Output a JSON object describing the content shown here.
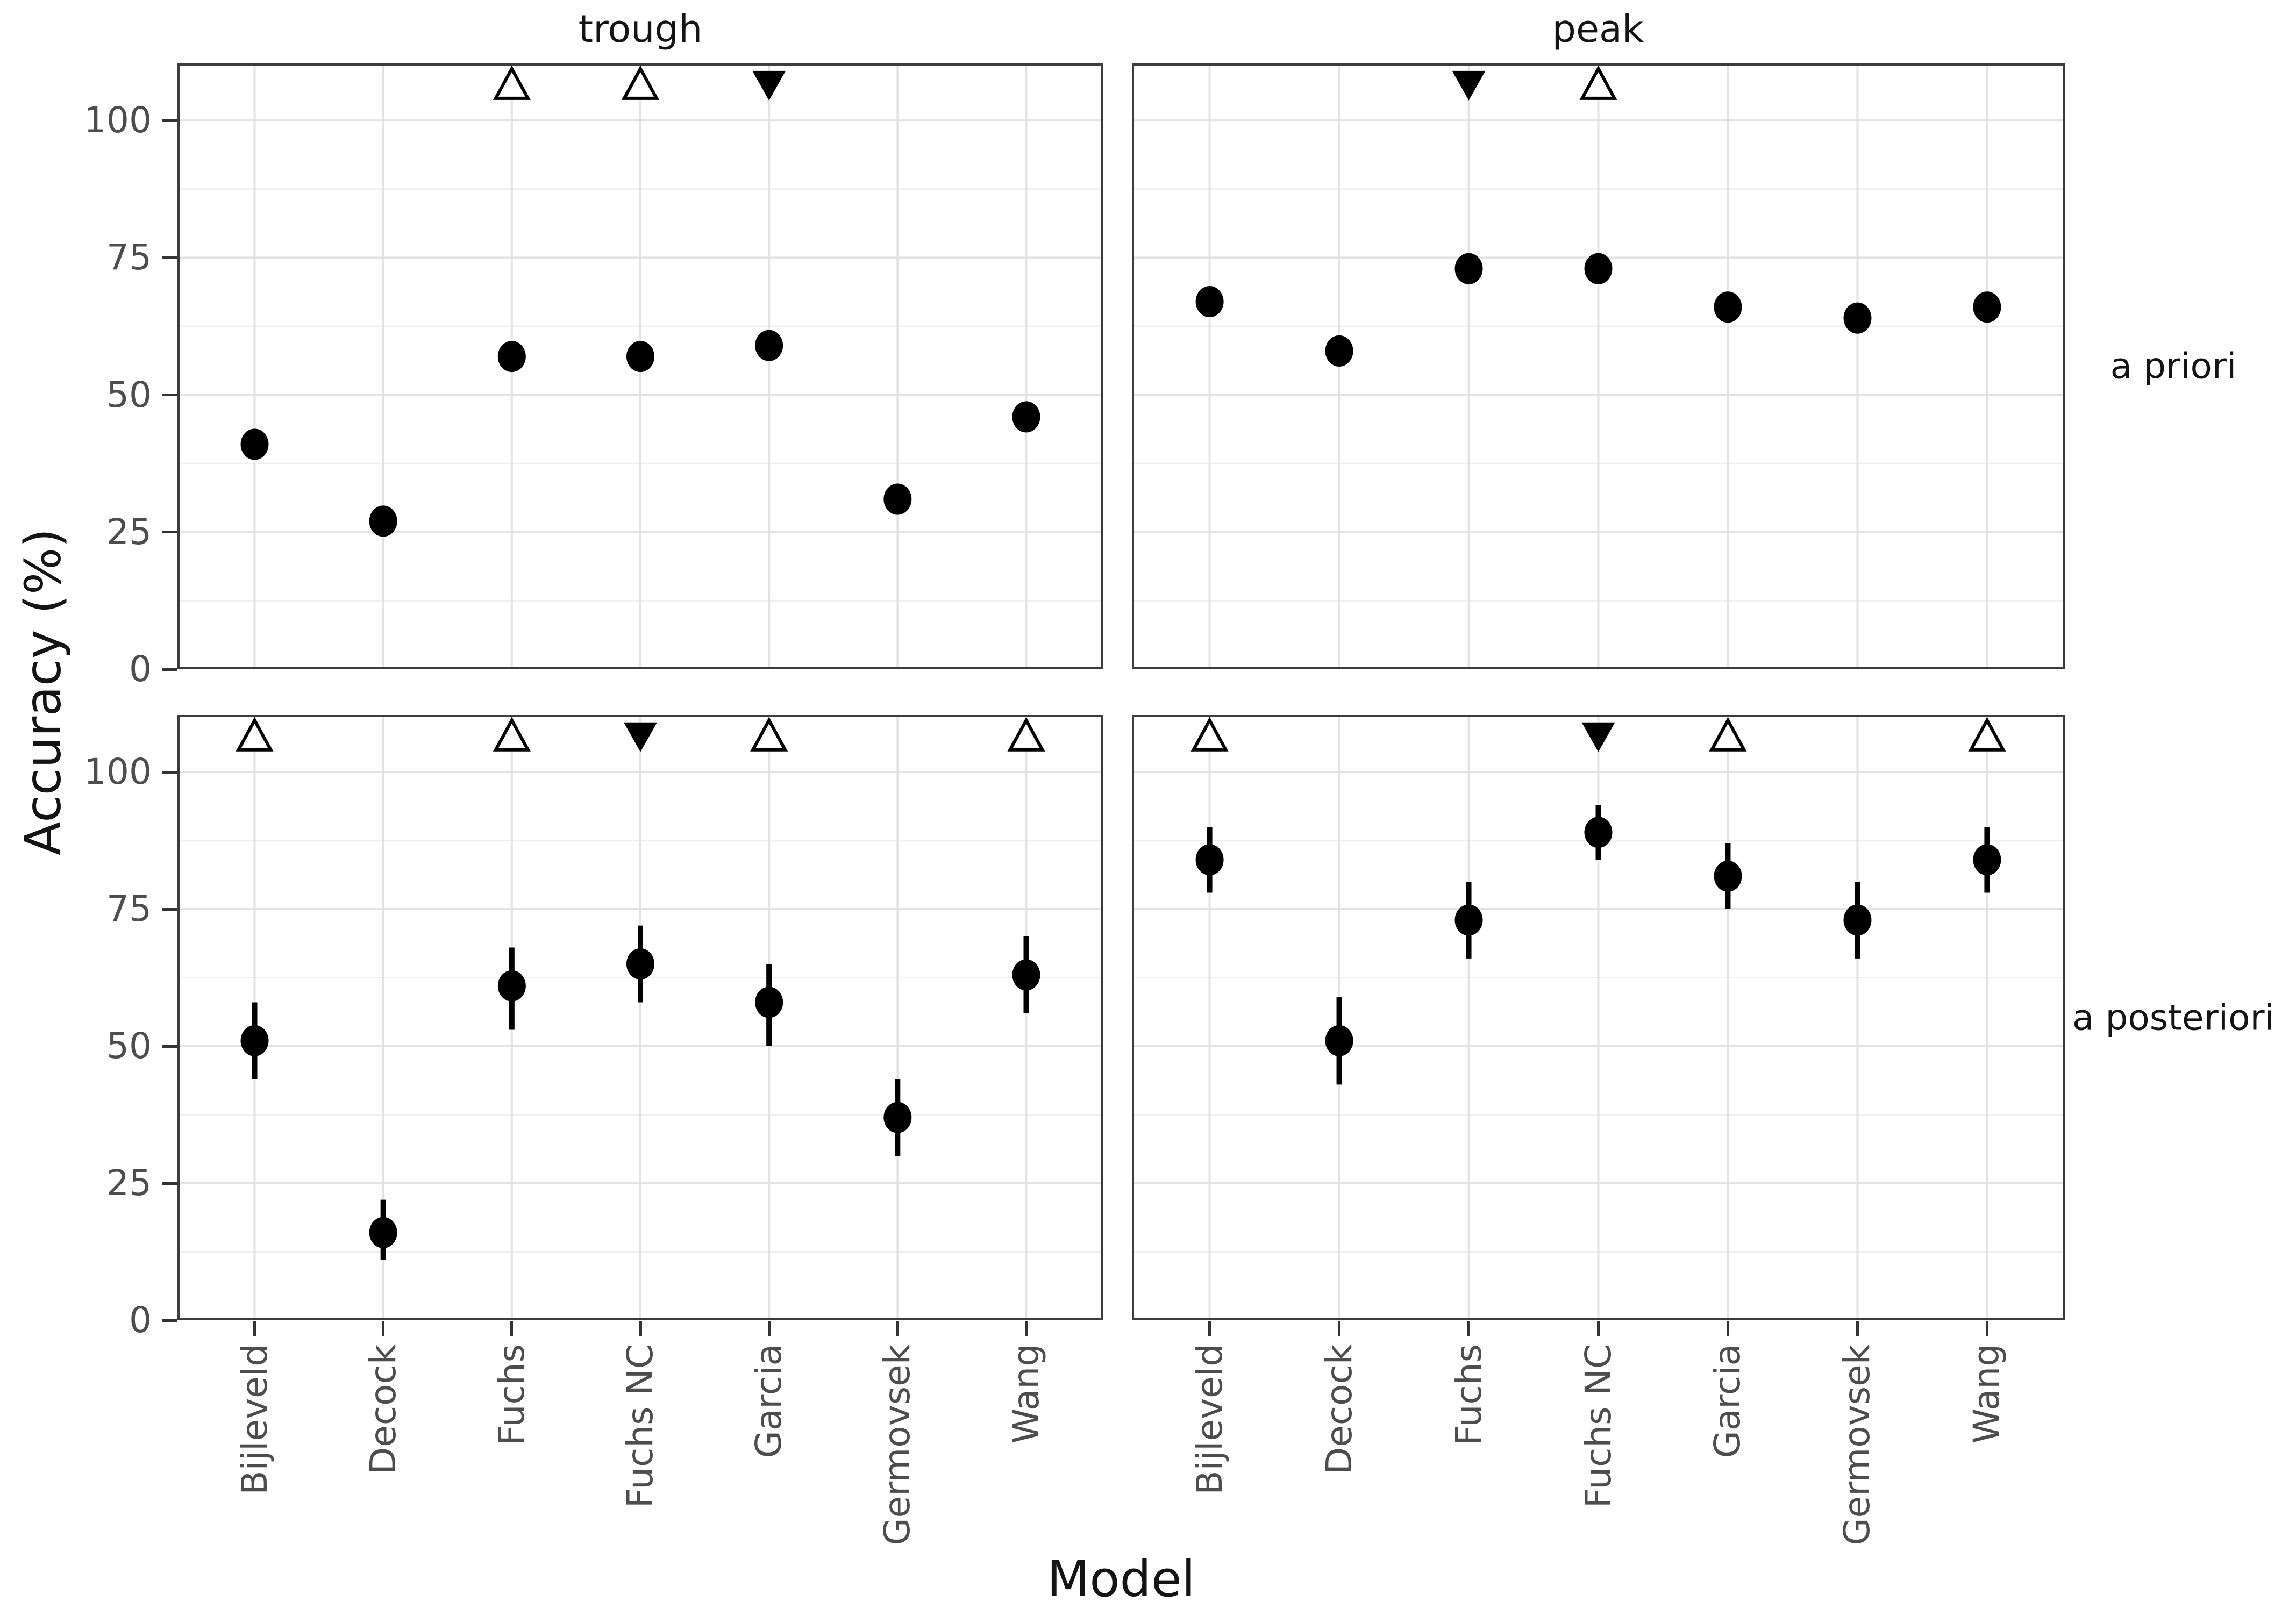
{
  "figure": {
    "y_axis_title": "Accuracy (%)",
    "x_axis_title": "Model"
  },
  "facets": {
    "cols": [
      "trough",
      "peak"
    ],
    "rows": [
      "a priori",
      "a posteriori"
    ]
  },
  "models": [
    "Bijleveld",
    "Decock",
    "Fuchs",
    "Fuchs NC",
    "Garcia",
    "Germovsek",
    "Wang"
  ],
  "colors": {
    "point": "#000000",
    "error_bar": "#000000",
    "grid_major": "#e3e3e3",
    "grid_minor": "#efefef",
    "panel_border": "#3d3d3d",
    "tick_mark": "#333333",
    "tick_text": "#4d4d4d",
    "title_text": "#141414",
    "marker_open_fill": "#ffffff",
    "marker_outline": "#000000"
  },
  "chart_data": {
    "type": "scatter",
    "subtype": "pointrange-facet-grid",
    "title": "",
    "xlabel": "Model",
    "ylabel": "Accuracy (%)",
    "categories": [
      "Bijleveld",
      "Decock",
      "Fuchs",
      "Fuchs NC",
      "Garcia",
      "Germovsek",
      "Wang"
    ],
    "ylim": [
      0,
      110.4
    ],
    "y_ticks": [
      0,
      25,
      50,
      75,
      100
    ],
    "y_minor": [
      12.5,
      37.5,
      62.5,
      87.5
    ],
    "grid": "major+minor horizontal, major vertical at each category",
    "legend": "none",
    "marker_y": 106.5,
    "marker_meaning": {
      "open-up": "open upward triangle at panel top",
      "filled-down": "filled downward triangle at panel top"
    },
    "panels": [
      {
        "col": "trough",
        "row": "a priori",
        "points": [
          {
            "model": "Bijleveld",
            "y": 41,
            "lo": 40,
            "hi": 43,
            "marker": null
          },
          {
            "model": "Decock",
            "y": 27,
            "lo": 26,
            "hi": 29,
            "marker": null
          },
          {
            "model": "Fuchs",
            "y": 57,
            "lo": 55,
            "hi": 59,
            "marker": "open-up"
          },
          {
            "model": "Fuchs NC",
            "y": 57,
            "lo": 55,
            "hi": 59,
            "marker": "open-up"
          },
          {
            "model": "Garcia",
            "y": 59,
            "lo": 57,
            "hi": 61,
            "marker": "filled-down"
          },
          {
            "model": "Germovsek",
            "y": 31,
            "lo": 30,
            "hi": 33,
            "marker": null
          },
          {
            "model": "Wang",
            "y": 46,
            "lo": 44,
            "hi": 48,
            "marker": null
          }
        ]
      },
      {
        "col": "peak",
        "row": "a priori",
        "points": [
          {
            "model": "Bijleveld",
            "y": 67,
            "lo": 65,
            "hi": 69,
            "marker": null
          },
          {
            "model": "Decock",
            "y": 58,
            "lo": 56,
            "hi": 60,
            "marker": null
          },
          {
            "model": "Fuchs",
            "y": 73,
            "lo": 71,
            "hi": 75,
            "marker": "filled-down"
          },
          {
            "model": "Fuchs NC",
            "y": 73,
            "lo": 71,
            "hi": 75,
            "marker": "open-up"
          },
          {
            "model": "Garcia",
            "y": 66,
            "lo": 64,
            "hi": 68,
            "marker": null
          },
          {
            "model": "Germovsek",
            "y": 64,
            "lo": 62,
            "hi": 66,
            "marker": null
          },
          {
            "model": "Wang",
            "y": 66,
            "lo": 64,
            "hi": 68,
            "marker": null
          }
        ]
      },
      {
        "col": "trough",
        "row": "a posteriori",
        "points": [
          {
            "model": "Bijleveld",
            "y": 51,
            "lo": 44,
            "hi": 58,
            "marker": "open-up"
          },
          {
            "model": "Decock",
            "y": 16,
            "lo": 11,
            "hi": 22,
            "marker": null
          },
          {
            "model": "Fuchs",
            "y": 61,
            "lo": 53,
            "hi": 68,
            "marker": "open-up"
          },
          {
            "model": "Fuchs NC",
            "y": 65,
            "lo": 58,
            "hi": 72,
            "marker": "filled-down"
          },
          {
            "model": "Garcia",
            "y": 58,
            "lo": 50,
            "hi": 65,
            "marker": "open-up"
          },
          {
            "model": "Germovsek",
            "y": 37,
            "lo": 30,
            "hi": 44,
            "marker": null
          },
          {
            "model": "Wang",
            "y": 63,
            "lo": 56,
            "hi": 70,
            "marker": "open-up"
          }
        ]
      },
      {
        "col": "peak",
        "row": "a posteriori",
        "points": [
          {
            "model": "Bijleveld",
            "y": 84,
            "lo": 78,
            "hi": 90,
            "marker": "open-up"
          },
          {
            "model": "Decock",
            "y": 51,
            "lo": 43,
            "hi": 59,
            "marker": null
          },
          {
            "model": "Fuchs",
            "y": 73,
            "lo": 66,
            "hi": 80,
            "marker": null
          },
          {
            "model": "Fuchs NC",
            "y": 89,
            "lo": 84,
            "hi": 94,
            "marker": "filled-down"
          },
          {
            "model": "Garcia",
            "y": 81,
            "lo": 75,
            "hi": 87,
            "marker": "open-up"
          },
          {
            "model": "Germovsek",
            "y": 73,
            "lo": 66,
            "hi": 80,
            "marker": null
          },
          {
            "model": "Wang",
            "y": 84,
            "lo": 78,
            "hi": 90,
            "marker": "open-up"
          }
        ]
      }
    ]
  }
}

:::

### Exercise objective:
Repeat all of the data above word for word, minus the pictures.

### Completed exercise:
Output a JSON object describing the content shown here.
{
  "figure": {
    "y_axis_title": "Accuracy (%)",
    "x_axis_title": "Model"
  },
  "facets": {
    "cols": [
      "trough",
      "peak"
    ],
    "rows": [
      "a priori",
      "a posteriori"
    ]
  },
  "models": [
    "Bijleveld",
    "Decock",
    "Fuchs",
    "Fuchs NC",
    "Garcia",
    "Germovsek",
    "Wang"
  ],
  "colors": {
    "point": "#000000",
    "error_bar": "#000000",
    "grid_major": "#e3e3e3",
    "grid_minor": "#efefef",
    "panel_border": "#3d3d3d",
    "tick_mark": "#333333",
    "tick_text": "#4d4d4d",
    "title_text": "#141414",
    "marker_open_fill": "#ffffff",
    "marker_outline": "#000000"
  },
  "chart_data": {
    "type": "scatter",
    "subtype": "pointrange-facet-grid",
    "title": "",
    "xlabel": "Model",
    "ylabel": "Accuracy (%)",
    "categories": [
      "Bijleveld",
      "Decock",
      "Fuchs",
      "Fuchs NC",
      "Garcia",
      "Germovsek",
      "Wang"
    ],
    "ylim": [
      0,
      110.4
    ],
    "y_ticks": [
      0,
      25,
      50,
      75,
      100
    ],
    "y_minor": [
      12.5,
      37.5,
      62.5,
      87.5
    ],
    "grid": "major+minor horizontal, major vertical at each category",
    "legend": "none",
    "marker_y": 106.5,
    "marker_meaning": {
      "open-up": "open upward triangle at panel top",
      "filled-down": "filled downward triangle at panel top"
    },
    "panels": [
      {
        "col": "trough",
        "row": "a priori",
        "points": [
          {
            "model": "Bijleveld",
            "y": 41,
            "lo": 40,
            "hi": 43,
            "marker": null
          },
          {
            "model": "Decock",
            "y": 27,
            "lo": 26,
            "hi": 29,
            "marker": null
          },
          {
            "model": "Fuchs",
            "y": 57,
            "lo": 55,
            "hi": 59,
            "marker": "open-up"
          },
          {
            "model": "Fuchs NC",
            "y": 57,
            "lo": 55,
            "hi": 59,
            "marker": "open-up"
          },
          {
            "model": "Garcia",
            "y": 59,
            "lo": 57,
            "hi": 61,
            "marker": "filled-down"
          },
          {
            "model": "Germovsek",
            "y": 31,
            "lo": 30,
            "hi": 33,
            "marker": null
          },
          {
            "model": "Wang",
            "y": 46,
            "lo": 44,
            "hi": 48,
            "marker": null
          }
        ]
      },
      {
        "col": "peak",
        "row": "a priori",
        "points": [
          {
            "model": "Bijleveld",
            "y": 67,
            "lo": 65,
            "hi": 69,
            "marker": null
          },
          {
            "model": "Decock",
            "y": 58,
            "lo": 56,
            "hi": 60,
            "marker": null
          },
          {
            "model": "Fuchs",
            "y": 73,
            "lo": 71,
            "hi": 75,
            "marker": "filled-down"
          },
          {
            "model": "Fuchs NC",
            "y": 73,
            "lo": 71,
            "hi": 75,
            "marker": "open-up"
          },
          {
            "model": "Garcia",
            "y": 66,
            "lo": 64,
            "hi": 68,
            "marker": null
          },
          {
            "model": "Germovsek",
            "y": 64,
            "lo": 62,
            "hi": 66,
            "marker": null
          },
          {
            "model": "Wang",
            "y": 66,
            "lo": 64,
            "hi": 68,
            "marker": null
          }
        ]
      },
      {
        "col": "trough",
        "row": "a posteriori",
        "points": [
          {
            "model": "Bijleveld",
            "y": 51,
            "lo": 44,
            "hi": 58,
            "marker": "open-up"
          },
          {
            "model": "Decock",
            "y": 16,
            "lo": 11,
            "hi": 22,
            "marker": null
          },
          {
            "model": "Fuchs",
            "y": 61,
            "lo": 53,
            "hi": 68,
            "marker": "open-up"
          },
          {
            "model": "Fuchs NC",
            "y": 65,
            "lo": 58,
            "hi": 72,
            "marker": "filled-down"
          },
          {
            "model": "Garcia",
            "y": 58,
            "lo": 50,
            "hi": 65,
            "marker": "open-up"
          },
          {
            "model": "Germovsek",
            "y": 37,
            "lo": 30,
            "hi": 44,
            "marker": null
          },
          {
            "model": "Wang",
            "y": 63,
            "lo": 56,
            "hi": 70,
            "marker": "open-up"
          }
        ]
      },
      {
        "col": "peak",
        "row": "a posteriori",
        "points": [
          {
            "model": "Bijleveld",
            "y": 84,
            "lo": 78,
            "hi": 90,
            "marker": "open-up"
          },
          {
            "model": "Decock",
            "y": 51,
            "lo": 43,
            "hi": 59,
            "marker": null
          },
          {
            "model": "Fuchs",
            "y": 73,
            "lo": 66,
            "hi": 80,
            "marker": null
          },
          {
            "model": "Fuchs NC",
            "y": 89,
            "lo": 84,
            "hi": 94,
            "marker": "filled-down"
          },
          {
            "model": "Garcia",
            "y": 81,
            "lo": 75,
            "hi": 87,
            "marker": "open-up"
          },
          {
            "model": "Germovsek",
            "y": 73,
            "lo": 66,
            "hi": 80,
            "marker": null
          },
          {
            "model": "Wang",
            "y": 84,
            "lo": 78,
            "hi": 90,
            "marker": "open-up"
          }
        ]
      }
    ]
  }
}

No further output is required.